## Begin MATERIALS PROVIDED
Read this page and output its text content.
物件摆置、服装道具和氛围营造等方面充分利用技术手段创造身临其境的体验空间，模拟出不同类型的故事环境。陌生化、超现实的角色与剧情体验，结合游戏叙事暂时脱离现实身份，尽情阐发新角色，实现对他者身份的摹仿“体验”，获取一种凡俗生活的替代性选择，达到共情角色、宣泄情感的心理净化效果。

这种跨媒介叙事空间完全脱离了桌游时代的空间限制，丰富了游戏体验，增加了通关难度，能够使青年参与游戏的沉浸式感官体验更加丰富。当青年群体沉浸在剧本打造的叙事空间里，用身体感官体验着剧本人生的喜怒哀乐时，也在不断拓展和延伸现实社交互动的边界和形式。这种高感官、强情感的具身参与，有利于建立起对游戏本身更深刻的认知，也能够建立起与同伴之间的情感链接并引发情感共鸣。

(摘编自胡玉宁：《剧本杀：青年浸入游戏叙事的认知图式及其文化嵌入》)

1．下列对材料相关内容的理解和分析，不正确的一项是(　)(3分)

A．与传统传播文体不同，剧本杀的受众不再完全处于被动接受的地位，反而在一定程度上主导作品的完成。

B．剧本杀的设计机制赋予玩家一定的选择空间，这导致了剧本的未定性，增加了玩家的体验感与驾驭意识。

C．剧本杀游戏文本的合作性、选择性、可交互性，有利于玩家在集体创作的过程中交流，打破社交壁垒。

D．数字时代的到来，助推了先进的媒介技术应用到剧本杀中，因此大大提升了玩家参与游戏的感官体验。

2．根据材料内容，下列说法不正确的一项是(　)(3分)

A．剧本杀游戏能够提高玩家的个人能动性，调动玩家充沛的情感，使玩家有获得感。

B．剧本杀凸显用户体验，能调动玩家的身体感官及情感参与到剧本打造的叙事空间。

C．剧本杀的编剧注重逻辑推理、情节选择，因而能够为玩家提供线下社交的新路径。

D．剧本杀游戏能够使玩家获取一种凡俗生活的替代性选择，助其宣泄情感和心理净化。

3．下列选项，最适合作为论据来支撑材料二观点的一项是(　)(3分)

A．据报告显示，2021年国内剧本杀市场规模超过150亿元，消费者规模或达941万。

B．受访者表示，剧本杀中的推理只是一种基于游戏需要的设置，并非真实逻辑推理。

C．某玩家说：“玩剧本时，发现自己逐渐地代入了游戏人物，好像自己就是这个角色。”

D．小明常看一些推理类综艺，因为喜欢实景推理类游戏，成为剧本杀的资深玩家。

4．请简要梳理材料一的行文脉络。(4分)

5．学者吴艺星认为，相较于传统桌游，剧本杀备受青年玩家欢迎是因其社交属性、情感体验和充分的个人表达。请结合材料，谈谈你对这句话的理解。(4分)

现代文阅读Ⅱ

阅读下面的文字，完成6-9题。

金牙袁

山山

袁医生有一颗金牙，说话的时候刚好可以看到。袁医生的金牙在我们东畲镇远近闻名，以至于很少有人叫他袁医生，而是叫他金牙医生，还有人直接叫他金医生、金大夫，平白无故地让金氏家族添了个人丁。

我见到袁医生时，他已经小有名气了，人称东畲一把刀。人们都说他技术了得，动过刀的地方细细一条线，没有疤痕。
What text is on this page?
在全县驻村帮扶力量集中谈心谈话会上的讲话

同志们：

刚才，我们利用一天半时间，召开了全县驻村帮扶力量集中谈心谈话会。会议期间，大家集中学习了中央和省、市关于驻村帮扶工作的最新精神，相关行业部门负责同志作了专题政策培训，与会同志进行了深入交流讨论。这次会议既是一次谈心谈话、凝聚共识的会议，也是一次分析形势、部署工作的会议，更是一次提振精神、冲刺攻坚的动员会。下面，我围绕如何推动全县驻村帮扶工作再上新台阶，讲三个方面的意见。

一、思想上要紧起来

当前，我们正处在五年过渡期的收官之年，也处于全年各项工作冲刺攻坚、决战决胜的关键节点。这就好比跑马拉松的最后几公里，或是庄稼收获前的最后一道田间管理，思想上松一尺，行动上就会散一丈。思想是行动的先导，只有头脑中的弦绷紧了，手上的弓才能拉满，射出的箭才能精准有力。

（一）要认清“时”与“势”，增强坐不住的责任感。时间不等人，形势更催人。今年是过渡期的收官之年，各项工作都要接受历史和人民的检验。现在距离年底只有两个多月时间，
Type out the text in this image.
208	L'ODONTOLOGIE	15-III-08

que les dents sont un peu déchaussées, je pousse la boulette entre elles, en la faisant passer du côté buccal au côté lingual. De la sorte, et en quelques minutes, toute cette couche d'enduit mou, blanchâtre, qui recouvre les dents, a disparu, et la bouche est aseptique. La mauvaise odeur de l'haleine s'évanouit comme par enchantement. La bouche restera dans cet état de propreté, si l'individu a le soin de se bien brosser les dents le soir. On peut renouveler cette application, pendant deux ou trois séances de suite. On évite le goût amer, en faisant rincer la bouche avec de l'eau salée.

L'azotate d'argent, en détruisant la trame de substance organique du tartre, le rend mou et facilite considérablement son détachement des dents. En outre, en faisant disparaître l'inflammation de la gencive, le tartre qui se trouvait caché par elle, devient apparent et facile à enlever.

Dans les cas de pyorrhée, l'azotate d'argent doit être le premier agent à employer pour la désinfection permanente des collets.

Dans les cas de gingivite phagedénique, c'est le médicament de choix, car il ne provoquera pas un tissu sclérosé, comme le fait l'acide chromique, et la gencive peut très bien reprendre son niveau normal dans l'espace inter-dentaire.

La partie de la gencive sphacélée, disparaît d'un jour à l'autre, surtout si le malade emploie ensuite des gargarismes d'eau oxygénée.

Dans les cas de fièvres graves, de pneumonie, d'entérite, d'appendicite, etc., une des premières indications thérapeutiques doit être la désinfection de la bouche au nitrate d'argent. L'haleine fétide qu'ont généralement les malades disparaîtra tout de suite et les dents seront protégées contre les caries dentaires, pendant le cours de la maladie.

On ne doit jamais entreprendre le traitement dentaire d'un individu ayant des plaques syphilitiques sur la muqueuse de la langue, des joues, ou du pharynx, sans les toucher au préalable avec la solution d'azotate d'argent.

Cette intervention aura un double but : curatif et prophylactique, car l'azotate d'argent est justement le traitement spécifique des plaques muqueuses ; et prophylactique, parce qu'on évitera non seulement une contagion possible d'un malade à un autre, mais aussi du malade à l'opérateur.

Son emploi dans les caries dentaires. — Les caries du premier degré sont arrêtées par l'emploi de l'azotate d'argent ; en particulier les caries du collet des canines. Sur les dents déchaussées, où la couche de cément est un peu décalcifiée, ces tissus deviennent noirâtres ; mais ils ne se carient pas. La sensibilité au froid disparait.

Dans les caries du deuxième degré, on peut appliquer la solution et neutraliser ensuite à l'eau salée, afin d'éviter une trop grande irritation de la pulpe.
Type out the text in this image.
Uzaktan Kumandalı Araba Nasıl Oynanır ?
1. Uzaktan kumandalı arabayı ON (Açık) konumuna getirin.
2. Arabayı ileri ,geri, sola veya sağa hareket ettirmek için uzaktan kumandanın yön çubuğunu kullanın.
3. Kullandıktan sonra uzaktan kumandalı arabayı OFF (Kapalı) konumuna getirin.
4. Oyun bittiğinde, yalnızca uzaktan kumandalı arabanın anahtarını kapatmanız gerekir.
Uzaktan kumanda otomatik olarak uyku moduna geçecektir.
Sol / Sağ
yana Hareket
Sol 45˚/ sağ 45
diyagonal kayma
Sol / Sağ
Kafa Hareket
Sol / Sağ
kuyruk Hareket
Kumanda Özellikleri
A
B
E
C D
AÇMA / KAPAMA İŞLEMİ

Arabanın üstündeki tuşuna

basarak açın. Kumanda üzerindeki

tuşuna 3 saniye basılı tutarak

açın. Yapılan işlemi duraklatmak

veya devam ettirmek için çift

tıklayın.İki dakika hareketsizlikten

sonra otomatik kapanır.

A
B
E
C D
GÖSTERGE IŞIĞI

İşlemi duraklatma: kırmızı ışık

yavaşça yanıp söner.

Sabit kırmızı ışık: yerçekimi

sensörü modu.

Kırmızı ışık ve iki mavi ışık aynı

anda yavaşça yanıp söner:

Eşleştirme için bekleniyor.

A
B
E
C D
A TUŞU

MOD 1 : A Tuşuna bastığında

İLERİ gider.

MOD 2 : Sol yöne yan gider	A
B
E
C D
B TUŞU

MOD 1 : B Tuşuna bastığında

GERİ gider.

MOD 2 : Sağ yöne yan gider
## End MATERIALS PROVIDED
• [EXERCISE]: Note how many lines of the material contain the string "gider". Then report that number by itself.

• [WRITTEN SOLUTION]: 4